Selected extract:
+++

CatchLive: Real-time Summarization of Live Streams with Stream Content and Interaction Data

CHI 2022

Jisu Yim

KAIST


Abstract

Live streams usually last several hours with many viewers joining in the middle. Viewers who join in the middle often want to understand what has happened in the stream. However, catching up with the earlier parts is challenging because it is difficult to know which parts are important in the long, unedited stream while also keeping up with the ongoing stream. We present CatchLive, a system that provides a real-time summary of ongoing live streams by utilizing both the stream content and user interaction data. CatchLive provides viewers with an overview of the stream along with summaries of highlight moments with multiple levels of detail in a readable format. Results from deployments of three streams with 67 viewers show that CatchLive helps viewers grasp the overview of the stream, identify important moments, and stay engaged. Our findings provide insights into designing summarizations of live streams reflecting their characteristics.

+++

Work required:
Pick up the CatchLive paper on summarizing live streams right after its abstract, and write the next part of it.

[Extracted data entries]

+++

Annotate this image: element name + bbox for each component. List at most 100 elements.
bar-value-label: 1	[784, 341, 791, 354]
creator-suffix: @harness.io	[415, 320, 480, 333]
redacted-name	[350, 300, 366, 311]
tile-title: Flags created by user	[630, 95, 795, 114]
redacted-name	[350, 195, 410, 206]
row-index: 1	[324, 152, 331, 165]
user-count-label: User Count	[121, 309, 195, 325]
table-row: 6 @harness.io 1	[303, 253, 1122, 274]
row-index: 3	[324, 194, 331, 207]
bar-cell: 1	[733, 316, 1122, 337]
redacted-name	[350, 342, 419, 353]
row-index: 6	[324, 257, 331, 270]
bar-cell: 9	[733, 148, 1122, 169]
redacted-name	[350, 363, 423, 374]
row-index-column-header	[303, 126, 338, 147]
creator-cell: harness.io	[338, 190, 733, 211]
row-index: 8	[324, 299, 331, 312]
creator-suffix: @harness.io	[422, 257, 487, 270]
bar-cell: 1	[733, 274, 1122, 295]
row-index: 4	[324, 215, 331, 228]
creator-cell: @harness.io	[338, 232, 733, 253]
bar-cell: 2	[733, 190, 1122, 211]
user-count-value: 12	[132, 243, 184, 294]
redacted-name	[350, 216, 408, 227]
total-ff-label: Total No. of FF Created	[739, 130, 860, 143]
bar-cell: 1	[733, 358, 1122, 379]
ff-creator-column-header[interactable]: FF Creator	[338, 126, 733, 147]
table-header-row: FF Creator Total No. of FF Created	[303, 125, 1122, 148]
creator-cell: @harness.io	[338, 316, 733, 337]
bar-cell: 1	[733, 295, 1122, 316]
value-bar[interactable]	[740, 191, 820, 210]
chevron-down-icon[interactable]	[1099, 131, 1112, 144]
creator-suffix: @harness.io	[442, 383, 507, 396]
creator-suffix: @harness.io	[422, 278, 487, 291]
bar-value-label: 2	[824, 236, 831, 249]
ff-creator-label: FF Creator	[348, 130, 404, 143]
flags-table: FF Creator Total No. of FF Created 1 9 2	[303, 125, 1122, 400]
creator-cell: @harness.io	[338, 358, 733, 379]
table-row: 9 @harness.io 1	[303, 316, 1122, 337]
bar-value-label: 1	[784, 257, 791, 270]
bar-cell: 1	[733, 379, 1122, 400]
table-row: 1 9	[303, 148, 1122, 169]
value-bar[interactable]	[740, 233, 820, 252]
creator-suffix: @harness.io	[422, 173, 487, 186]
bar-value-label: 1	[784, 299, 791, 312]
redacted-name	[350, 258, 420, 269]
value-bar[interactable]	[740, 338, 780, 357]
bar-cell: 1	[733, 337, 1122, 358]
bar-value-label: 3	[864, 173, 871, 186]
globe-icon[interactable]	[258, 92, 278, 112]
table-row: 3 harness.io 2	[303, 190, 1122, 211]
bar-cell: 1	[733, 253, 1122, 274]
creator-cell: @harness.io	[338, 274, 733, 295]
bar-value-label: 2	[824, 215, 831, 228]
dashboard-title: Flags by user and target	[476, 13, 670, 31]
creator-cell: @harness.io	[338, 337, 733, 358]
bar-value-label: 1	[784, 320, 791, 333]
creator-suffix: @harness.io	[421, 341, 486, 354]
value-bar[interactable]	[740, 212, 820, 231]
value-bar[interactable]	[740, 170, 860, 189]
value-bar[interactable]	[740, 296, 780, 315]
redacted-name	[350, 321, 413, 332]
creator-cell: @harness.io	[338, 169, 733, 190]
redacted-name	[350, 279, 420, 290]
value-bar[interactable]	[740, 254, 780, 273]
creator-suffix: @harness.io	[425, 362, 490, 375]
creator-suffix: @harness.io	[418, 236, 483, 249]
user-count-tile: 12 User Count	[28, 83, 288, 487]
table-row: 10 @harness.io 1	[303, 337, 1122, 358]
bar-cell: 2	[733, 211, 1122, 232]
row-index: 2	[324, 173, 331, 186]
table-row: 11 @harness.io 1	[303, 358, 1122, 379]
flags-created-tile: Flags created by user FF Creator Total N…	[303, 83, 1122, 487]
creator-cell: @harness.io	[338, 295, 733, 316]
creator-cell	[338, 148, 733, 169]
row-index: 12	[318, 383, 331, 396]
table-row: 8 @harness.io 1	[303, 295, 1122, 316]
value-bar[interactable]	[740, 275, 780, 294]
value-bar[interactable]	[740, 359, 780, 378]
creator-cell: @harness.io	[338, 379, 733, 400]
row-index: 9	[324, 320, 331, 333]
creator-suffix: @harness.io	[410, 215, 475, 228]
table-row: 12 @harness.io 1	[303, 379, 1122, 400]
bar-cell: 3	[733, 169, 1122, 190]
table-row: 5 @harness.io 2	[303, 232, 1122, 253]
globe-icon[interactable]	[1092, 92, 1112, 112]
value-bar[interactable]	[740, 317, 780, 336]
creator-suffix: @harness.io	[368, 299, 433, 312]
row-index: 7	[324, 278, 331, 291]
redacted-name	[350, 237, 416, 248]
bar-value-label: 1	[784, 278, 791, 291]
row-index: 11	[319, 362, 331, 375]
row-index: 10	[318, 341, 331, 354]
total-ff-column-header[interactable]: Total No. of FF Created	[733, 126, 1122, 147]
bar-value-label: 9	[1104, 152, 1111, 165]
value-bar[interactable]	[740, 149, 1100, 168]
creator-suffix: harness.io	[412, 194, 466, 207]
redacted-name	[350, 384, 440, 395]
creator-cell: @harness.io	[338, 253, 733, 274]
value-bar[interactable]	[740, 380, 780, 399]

+++

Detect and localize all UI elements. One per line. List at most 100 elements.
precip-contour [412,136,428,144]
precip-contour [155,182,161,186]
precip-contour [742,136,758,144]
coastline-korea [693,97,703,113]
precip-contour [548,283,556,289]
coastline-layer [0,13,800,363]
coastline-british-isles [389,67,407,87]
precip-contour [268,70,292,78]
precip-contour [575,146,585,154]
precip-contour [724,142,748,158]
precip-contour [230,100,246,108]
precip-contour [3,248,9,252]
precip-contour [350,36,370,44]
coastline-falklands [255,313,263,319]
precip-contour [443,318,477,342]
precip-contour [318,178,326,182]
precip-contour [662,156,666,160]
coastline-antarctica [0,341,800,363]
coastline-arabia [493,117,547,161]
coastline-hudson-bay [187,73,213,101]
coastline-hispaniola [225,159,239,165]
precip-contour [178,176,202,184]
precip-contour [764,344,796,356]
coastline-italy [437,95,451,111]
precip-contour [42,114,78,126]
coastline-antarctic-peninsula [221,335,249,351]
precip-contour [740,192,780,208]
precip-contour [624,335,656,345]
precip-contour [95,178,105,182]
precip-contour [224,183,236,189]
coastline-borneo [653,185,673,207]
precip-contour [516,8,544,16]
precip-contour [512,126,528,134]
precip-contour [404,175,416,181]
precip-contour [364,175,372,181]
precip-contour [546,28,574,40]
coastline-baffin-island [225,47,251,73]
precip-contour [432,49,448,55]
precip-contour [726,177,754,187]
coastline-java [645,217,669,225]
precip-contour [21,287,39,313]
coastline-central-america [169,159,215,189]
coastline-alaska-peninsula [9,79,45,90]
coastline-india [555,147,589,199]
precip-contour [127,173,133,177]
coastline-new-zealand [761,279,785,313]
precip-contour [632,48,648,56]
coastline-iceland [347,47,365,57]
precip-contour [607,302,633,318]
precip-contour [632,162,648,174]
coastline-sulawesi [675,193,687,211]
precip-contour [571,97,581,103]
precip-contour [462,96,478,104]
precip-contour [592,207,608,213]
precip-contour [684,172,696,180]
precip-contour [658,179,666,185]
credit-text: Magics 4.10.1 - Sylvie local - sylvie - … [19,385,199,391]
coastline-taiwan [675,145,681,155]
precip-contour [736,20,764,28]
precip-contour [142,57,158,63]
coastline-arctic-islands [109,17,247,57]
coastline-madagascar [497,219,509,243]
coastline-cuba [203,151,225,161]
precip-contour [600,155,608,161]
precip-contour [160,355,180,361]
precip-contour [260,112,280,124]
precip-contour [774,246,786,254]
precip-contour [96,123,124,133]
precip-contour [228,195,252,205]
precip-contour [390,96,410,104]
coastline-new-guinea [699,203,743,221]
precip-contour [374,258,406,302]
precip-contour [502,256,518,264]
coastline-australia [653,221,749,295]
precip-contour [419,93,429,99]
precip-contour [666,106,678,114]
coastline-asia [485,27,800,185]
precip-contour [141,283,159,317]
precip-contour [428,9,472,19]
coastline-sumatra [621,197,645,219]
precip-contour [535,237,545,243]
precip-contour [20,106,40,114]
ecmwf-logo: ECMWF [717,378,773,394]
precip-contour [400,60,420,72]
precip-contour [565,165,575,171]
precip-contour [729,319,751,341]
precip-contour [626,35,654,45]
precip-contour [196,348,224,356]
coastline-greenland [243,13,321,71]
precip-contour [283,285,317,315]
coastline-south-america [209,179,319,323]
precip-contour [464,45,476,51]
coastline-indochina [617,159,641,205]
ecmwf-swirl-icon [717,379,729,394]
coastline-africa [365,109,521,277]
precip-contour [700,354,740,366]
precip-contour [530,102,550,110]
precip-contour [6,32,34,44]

+++

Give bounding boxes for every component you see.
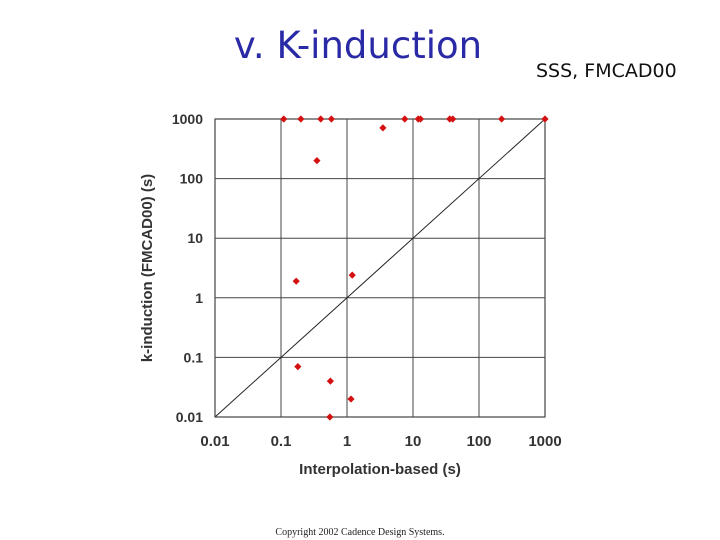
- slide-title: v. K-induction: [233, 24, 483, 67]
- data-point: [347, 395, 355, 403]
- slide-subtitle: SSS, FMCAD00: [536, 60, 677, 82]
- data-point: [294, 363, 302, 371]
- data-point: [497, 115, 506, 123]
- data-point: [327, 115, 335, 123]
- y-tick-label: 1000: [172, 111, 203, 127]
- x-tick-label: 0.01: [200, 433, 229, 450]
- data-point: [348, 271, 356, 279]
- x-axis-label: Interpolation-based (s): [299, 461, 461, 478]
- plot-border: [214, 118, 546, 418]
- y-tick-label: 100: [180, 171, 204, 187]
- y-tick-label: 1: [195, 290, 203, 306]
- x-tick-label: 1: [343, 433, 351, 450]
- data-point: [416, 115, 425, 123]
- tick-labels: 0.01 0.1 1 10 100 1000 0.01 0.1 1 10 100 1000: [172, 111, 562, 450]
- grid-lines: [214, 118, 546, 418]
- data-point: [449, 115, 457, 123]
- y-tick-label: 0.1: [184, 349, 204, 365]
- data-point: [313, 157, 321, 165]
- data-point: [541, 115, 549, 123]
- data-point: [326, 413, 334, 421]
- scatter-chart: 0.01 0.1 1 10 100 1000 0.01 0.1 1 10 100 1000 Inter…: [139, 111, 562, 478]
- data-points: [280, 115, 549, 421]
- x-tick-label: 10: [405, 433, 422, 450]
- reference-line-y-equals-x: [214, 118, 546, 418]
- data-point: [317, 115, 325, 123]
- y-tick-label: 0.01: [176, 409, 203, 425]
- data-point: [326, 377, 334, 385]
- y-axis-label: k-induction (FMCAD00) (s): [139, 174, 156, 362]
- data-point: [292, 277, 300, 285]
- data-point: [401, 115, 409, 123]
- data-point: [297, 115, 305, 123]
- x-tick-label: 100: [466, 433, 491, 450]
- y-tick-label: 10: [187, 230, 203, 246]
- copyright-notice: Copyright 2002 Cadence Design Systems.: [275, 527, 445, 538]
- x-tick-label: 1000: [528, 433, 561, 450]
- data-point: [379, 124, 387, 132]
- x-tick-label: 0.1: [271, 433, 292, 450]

+++

Reply to the exercise:
System

CatchLive provides real-time summarization of live streams to help viewers who join in the middle catch up on content they missed.

CatchLive interface

It presents (a) an overall structure of the stream by segmenting the live stream into high-level sections. (b) Hovering over a certain section shows brief information about the section. For each section, it provides (d) a summary of highlight moments, the moments which are (c) color-coded in the timeline. The highlights are accessible on-demand, such that viewers can see more or less detail depending on their needs. We present the highlights in a readable chat format so that users can skim them with minimal interruption to the current stream.

The Timeline and the Highlights

CatchLive provides the summary of live streams in a format of the Timeline and Highlights. The timeline is shown below the video and the highlights are provided in the Highlights tab.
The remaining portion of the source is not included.